> _WHAT THE TASK REQUIRES_
Drop the pictures from the entries below, then reproduce the rest exactly.

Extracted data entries
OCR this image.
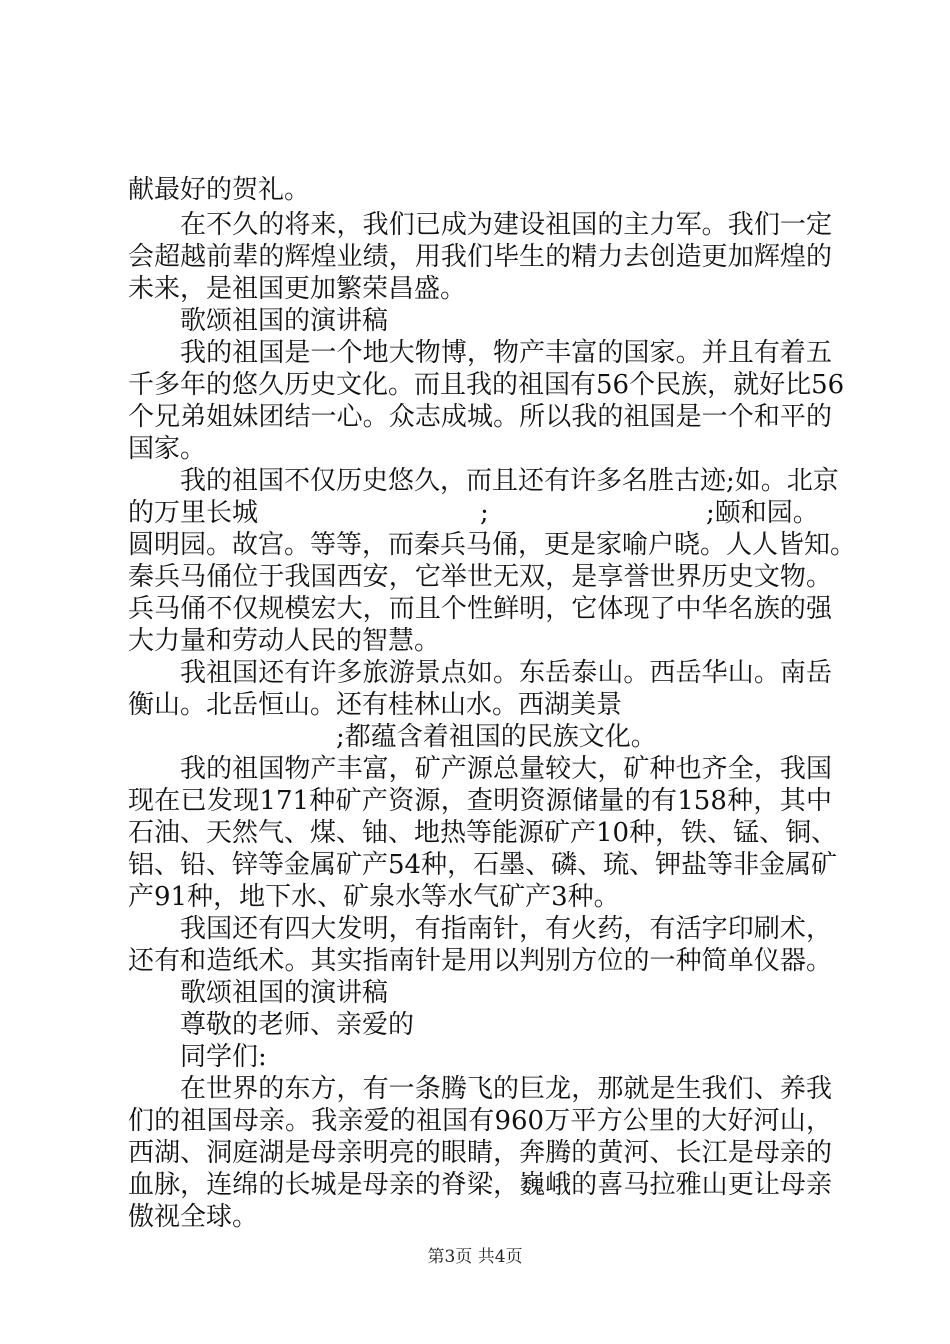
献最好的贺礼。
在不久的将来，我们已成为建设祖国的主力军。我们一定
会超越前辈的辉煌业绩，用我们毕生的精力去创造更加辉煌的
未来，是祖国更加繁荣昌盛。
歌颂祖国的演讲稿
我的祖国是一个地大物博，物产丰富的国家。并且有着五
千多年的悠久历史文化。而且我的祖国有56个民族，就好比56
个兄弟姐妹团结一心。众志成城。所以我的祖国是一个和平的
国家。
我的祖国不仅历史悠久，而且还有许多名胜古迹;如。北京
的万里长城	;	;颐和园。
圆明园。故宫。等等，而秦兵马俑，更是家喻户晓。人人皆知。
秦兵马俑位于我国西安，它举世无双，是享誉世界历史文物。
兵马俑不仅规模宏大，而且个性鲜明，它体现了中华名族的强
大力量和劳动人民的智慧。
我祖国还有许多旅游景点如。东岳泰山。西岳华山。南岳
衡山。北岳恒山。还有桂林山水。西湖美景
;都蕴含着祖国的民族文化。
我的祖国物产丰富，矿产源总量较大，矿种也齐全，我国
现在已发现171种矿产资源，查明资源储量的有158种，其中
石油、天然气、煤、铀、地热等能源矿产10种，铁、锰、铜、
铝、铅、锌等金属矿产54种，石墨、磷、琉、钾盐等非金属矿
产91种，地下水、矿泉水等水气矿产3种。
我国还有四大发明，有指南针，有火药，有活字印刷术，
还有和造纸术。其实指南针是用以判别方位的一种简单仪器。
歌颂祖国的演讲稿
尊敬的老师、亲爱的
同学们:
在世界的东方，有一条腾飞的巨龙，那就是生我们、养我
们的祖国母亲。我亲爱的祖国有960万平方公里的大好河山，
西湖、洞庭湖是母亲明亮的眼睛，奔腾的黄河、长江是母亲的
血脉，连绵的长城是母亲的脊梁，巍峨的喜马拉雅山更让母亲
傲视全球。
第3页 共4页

> _COMPLETE ANSWER_
OCR this image.
献最好的贺礼。
在不久的将来，我们已成为建设祖国的主力军。我们一定
会超越前辈的辉煌业绩，用我们毕生的精力去创造更加辉煌的
未来，是祖国更加繁荣昌盛。
歌颂祖国的演讲稿
我的祖国是一个地大物博，物产丰富的国家。并且有着五
千多年的悠久历史文化。而且我的祖国有56个民族，就好比56
个兄弟姐妹团结一心。众志成城。所以我的祖国是一个和平的
国家。
我的祖国不仅历史悠久，而且还有许多名胜古迹;如。北京
的万里长城	;	;颐和园。
圆明园。故宫。等等，而秦兵马俑，更是家喻户晓。人人皆知。
秦兵马俑位于我国西安，它举世无双，是享誉世界历史文物。
兵马俑不仅规模宏大，而且个性鲜明，它体现了中华名族的强
大力量和劳动人民的智慧。
我祖国还有许多旅游景点如。东岳泰山。西岳华山。南岳
衡山。北岳恒山。还有桂林山水。西湖美景
;都蕴含着祖国的民族文化。
我的祖国物产丰富，矿产源总量较大，矿种也齐全，我国
现在已发现171种矿产资源，查明资源储量的有158种，其中
石油、天然气、煤、铀、地热等能源矿产10种，铁、锰、铜、
铝、铅、锌等金属矿产54种，石墨、磷、琉、钾盐等非金属矿
产91种，地下水、矿泉水等水气矿产3种。
我国还有四大发明，有指南针，有火药，有活字印刷术，
还有和造纸术。其实指南针是用以判别方位的一种简单仪器。
歌颂祖国的演讲稿
尊敬的老师、亲爱的
同学们:
在世界的东方，有一条腾飞的巨龙，那就是生我们、养我
们的祖国母亲。我亲爱的祖国有960万平方公里的大好河山，
西湖、洞庭湖是母亲明亮的眼睛，奔腾的黄河、长江是母亲的
血脉，连绵的长城是母亲的脊梁，巍峨的喜马拉雅山更让母亲
傲视全球。
第3页 共4页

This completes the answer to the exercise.